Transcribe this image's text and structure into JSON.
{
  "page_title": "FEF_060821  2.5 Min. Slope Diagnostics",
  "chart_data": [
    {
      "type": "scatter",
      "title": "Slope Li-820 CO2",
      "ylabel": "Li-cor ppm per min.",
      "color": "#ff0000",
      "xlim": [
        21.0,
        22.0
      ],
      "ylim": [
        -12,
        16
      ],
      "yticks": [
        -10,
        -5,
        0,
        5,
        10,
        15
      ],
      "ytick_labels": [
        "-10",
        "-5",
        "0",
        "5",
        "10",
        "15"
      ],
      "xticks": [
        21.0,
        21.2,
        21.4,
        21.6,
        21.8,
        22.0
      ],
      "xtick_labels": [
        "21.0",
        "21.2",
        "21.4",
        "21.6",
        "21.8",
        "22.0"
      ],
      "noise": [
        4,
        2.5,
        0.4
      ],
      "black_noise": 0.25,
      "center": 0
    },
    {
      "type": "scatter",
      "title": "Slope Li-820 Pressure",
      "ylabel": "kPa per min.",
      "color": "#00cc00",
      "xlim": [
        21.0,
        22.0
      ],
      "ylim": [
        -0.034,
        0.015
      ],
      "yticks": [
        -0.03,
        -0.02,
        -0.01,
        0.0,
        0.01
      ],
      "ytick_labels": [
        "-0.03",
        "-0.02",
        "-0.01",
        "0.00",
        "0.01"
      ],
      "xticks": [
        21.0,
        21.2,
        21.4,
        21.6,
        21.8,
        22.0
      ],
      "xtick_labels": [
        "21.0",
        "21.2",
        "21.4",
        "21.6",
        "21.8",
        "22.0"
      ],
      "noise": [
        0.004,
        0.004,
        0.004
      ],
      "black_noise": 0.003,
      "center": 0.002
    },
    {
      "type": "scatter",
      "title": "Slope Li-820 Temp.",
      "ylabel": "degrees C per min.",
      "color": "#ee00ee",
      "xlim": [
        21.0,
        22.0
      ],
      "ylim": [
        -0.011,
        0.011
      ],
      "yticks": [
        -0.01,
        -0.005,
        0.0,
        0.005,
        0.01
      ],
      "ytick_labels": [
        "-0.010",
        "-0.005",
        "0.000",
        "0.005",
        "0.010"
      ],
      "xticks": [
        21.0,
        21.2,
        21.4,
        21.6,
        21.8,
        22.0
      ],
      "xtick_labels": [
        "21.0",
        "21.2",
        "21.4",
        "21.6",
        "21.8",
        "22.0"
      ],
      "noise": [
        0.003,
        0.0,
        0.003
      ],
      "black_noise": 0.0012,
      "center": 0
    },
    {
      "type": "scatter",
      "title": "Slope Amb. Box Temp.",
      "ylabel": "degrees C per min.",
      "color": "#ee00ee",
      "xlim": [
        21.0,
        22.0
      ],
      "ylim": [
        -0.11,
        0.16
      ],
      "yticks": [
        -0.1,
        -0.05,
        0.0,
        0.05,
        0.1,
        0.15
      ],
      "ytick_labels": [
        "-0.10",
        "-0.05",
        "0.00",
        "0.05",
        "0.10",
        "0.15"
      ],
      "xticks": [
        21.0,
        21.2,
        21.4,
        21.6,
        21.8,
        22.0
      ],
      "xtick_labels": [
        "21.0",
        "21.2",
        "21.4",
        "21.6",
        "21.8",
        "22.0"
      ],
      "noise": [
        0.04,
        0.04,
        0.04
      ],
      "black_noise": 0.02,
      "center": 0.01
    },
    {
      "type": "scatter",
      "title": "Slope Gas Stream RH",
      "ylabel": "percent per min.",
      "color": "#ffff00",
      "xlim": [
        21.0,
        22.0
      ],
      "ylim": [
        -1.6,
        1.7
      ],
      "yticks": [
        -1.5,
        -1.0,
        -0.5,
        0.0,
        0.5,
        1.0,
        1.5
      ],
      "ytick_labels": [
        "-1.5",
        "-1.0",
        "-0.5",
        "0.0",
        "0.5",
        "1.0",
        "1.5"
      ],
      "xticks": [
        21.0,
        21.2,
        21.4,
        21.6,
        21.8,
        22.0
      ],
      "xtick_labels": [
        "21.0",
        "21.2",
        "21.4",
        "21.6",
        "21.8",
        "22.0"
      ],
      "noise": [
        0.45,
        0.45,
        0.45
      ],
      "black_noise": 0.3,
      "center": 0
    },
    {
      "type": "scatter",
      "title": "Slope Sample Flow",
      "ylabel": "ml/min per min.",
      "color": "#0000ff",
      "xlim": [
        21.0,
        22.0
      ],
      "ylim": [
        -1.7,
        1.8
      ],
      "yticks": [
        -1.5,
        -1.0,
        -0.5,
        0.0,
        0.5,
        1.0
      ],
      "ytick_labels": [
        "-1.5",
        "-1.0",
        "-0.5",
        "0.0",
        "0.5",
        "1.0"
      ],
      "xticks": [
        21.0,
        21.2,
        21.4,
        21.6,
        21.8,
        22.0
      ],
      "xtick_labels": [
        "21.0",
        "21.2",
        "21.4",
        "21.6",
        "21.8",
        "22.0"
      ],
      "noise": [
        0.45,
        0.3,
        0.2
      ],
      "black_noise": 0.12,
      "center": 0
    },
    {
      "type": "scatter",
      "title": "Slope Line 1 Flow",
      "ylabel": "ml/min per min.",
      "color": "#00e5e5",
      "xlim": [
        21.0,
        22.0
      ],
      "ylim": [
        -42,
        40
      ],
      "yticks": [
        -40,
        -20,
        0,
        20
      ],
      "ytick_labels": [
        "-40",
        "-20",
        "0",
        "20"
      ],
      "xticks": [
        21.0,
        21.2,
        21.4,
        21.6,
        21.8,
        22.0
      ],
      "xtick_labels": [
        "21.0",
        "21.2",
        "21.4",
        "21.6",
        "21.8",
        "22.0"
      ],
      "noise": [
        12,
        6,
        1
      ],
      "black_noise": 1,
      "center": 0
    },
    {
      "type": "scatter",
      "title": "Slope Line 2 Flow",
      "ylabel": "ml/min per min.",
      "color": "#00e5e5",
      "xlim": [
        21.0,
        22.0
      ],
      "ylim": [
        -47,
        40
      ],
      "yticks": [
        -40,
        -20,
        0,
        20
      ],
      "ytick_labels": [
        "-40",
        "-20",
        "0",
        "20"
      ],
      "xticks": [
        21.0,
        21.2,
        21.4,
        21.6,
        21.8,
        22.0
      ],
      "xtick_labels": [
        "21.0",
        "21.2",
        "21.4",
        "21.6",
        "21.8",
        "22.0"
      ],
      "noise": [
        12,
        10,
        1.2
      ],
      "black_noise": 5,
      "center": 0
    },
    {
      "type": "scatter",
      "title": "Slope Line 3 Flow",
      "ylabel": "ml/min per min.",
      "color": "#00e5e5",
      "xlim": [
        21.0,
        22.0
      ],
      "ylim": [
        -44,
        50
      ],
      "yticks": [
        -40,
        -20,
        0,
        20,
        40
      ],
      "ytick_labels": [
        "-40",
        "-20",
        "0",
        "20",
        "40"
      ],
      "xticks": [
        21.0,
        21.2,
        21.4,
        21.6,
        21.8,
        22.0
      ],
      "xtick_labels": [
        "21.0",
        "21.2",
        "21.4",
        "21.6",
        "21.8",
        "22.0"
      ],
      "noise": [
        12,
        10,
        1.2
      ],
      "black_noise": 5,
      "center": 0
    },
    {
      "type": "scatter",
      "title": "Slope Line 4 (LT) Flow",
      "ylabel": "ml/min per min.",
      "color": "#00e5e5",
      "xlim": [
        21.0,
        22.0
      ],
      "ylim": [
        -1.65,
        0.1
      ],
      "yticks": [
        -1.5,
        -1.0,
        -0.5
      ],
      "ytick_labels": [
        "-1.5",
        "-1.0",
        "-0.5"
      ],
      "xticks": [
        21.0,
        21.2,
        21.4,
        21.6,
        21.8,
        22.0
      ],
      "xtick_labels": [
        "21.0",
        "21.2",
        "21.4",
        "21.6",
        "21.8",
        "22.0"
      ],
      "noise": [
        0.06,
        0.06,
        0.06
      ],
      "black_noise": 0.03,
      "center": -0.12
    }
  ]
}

====================

__Exercise objective__:
Say how many lines of the listing above contain "Flow", with no other words.

__Exercise response__:
5